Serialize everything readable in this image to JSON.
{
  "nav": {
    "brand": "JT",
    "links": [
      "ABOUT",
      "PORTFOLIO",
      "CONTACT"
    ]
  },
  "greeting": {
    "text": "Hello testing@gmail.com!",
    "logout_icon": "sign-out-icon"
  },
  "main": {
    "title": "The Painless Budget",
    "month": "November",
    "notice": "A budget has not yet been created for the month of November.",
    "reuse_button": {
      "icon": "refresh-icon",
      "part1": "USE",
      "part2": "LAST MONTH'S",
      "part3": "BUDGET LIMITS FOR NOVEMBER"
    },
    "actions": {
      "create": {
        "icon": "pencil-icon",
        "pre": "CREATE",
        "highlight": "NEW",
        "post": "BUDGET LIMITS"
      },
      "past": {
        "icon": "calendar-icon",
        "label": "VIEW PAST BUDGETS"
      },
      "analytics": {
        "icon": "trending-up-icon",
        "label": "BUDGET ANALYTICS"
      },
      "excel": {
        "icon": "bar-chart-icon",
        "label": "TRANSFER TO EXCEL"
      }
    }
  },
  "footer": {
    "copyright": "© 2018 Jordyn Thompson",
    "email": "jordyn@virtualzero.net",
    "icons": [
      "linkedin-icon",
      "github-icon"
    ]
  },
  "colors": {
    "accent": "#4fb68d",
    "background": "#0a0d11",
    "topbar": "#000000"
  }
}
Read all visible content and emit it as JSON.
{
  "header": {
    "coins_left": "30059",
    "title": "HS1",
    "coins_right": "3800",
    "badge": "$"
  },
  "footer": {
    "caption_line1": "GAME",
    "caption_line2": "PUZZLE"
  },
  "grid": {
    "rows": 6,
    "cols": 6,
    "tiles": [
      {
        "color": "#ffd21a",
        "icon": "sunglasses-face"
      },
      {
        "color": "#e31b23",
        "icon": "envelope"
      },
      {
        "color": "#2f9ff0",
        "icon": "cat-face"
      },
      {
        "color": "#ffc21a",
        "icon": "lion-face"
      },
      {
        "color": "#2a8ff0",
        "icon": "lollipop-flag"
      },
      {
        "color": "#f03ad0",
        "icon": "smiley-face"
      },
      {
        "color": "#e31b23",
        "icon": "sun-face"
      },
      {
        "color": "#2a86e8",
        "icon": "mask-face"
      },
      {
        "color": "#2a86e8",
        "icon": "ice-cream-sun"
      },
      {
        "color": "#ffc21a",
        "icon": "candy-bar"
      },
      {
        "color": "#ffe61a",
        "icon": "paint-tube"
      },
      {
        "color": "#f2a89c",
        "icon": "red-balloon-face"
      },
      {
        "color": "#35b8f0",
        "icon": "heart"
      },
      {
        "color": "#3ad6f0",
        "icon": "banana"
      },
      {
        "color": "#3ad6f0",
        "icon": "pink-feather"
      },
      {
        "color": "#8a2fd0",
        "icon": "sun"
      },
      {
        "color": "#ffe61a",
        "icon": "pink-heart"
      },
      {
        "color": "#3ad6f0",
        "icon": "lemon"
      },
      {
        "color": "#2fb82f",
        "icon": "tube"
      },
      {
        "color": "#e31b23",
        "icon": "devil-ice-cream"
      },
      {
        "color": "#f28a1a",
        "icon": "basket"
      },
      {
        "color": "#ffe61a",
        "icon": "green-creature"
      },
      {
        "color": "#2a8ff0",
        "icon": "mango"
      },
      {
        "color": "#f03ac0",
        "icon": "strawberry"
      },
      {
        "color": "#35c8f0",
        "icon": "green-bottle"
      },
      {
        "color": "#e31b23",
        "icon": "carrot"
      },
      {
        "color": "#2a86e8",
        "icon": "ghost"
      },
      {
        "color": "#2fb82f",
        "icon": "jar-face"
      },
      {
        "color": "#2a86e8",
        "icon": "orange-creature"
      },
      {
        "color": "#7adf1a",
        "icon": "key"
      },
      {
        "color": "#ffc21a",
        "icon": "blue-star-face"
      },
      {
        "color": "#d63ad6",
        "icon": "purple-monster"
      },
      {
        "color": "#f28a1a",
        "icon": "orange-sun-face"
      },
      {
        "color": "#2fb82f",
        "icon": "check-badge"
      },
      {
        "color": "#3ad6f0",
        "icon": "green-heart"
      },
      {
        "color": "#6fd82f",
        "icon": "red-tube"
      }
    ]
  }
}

**What this task involves:** Pick out each line above that includes "creature" and show it.

**Task response:**
        "icon": "green-creature"
        "icon": "orange-creature"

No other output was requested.